## WHAT YOU ARE ASKED TO DO
Locate the lines where "Activity" occurs and copy them as they stand.

Saved data entries:
++++++++
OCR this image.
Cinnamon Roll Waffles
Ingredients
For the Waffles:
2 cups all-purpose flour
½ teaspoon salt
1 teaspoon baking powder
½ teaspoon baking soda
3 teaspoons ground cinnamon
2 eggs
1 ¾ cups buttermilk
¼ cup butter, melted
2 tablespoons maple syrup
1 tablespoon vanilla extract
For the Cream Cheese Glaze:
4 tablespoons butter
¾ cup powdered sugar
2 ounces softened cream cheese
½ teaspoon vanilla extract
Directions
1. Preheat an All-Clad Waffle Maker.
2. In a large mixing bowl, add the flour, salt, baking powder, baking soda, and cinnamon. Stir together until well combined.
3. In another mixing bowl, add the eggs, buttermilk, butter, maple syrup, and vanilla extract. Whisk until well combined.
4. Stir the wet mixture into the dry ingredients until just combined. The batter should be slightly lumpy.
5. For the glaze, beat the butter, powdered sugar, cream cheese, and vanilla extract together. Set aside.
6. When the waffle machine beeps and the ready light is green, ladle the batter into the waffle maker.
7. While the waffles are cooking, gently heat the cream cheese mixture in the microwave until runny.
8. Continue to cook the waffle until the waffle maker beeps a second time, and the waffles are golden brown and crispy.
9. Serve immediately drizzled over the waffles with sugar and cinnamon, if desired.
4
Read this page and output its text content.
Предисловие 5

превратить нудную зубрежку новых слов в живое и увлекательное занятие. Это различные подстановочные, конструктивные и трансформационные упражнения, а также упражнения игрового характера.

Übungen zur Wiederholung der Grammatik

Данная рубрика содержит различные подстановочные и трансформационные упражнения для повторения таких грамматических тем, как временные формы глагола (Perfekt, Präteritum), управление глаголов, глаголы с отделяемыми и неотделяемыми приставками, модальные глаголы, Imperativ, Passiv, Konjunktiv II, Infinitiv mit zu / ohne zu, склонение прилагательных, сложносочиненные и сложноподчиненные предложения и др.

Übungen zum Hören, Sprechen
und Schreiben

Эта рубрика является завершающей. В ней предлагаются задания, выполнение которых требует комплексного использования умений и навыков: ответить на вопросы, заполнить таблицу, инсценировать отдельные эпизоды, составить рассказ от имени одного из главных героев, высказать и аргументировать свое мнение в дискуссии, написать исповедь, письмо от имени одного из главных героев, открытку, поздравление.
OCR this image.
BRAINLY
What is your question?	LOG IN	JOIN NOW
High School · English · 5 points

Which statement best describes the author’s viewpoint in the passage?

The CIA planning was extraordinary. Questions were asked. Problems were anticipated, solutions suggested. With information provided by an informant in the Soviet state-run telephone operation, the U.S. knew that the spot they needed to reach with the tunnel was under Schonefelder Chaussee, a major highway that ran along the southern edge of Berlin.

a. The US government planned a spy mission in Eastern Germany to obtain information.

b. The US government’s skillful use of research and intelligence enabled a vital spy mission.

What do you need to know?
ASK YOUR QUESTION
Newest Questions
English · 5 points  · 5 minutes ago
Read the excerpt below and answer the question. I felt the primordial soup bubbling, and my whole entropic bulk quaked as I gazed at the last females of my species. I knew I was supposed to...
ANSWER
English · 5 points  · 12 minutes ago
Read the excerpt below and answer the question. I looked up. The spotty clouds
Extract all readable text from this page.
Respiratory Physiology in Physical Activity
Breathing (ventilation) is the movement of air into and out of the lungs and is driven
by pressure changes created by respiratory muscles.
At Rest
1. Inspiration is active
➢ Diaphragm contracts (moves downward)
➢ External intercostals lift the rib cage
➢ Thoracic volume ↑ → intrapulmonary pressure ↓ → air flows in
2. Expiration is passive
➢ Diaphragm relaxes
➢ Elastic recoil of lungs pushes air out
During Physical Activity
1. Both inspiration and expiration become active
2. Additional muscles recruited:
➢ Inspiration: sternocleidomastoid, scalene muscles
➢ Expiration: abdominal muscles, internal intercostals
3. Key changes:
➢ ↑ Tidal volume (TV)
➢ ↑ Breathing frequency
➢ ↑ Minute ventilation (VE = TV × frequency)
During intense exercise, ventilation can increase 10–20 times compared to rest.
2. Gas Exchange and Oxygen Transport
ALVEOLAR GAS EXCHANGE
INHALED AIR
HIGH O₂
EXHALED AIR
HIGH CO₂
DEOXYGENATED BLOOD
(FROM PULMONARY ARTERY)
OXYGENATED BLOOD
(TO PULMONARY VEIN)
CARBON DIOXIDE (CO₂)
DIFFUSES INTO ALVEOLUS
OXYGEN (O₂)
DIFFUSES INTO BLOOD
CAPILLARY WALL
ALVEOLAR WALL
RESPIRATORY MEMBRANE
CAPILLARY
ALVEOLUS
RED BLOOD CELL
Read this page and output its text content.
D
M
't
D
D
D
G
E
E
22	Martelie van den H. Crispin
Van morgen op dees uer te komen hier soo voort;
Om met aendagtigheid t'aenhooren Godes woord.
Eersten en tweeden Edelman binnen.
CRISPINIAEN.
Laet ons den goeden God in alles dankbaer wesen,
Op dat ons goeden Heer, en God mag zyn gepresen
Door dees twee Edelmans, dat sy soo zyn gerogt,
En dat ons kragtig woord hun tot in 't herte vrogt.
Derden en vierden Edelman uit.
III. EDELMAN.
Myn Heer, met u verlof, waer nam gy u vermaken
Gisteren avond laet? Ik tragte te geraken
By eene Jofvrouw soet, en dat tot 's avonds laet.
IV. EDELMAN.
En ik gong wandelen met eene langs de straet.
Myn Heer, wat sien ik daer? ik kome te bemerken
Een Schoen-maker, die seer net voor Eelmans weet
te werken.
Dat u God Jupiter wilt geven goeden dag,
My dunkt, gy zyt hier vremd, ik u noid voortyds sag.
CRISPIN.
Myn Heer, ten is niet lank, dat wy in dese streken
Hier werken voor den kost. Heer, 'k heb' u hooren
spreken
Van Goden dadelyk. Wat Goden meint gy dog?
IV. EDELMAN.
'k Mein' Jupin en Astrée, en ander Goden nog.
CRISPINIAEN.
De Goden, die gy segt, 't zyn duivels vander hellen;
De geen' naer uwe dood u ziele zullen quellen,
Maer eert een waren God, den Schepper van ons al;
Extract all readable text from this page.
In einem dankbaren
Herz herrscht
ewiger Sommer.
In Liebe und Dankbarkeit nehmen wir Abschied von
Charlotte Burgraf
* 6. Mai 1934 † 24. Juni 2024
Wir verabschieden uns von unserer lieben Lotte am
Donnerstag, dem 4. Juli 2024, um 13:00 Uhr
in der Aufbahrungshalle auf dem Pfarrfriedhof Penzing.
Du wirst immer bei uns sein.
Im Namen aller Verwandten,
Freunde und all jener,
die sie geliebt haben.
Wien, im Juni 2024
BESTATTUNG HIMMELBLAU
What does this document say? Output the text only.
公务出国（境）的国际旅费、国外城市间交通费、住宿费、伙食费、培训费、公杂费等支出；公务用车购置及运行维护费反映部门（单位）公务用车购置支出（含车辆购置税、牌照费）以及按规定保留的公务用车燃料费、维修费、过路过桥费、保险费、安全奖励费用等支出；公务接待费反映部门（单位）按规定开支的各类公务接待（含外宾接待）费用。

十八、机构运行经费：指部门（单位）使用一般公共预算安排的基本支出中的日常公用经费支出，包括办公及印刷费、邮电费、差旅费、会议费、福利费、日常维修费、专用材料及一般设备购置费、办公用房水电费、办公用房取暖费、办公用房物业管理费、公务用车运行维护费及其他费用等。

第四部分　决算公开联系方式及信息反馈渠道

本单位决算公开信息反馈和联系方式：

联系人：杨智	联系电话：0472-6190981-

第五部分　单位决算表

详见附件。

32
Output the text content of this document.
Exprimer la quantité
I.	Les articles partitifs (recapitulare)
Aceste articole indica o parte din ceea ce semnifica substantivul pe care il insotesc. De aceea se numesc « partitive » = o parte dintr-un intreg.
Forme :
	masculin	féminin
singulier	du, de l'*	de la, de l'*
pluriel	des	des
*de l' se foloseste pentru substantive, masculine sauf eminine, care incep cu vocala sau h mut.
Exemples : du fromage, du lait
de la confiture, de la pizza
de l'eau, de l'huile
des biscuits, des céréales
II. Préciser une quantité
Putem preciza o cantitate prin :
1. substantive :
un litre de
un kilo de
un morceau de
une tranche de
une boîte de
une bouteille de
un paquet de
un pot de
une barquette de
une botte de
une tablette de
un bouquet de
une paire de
++++++++
## TASK SOLUTION
Respiratory Physiology in Physical Activity
During Physical Activity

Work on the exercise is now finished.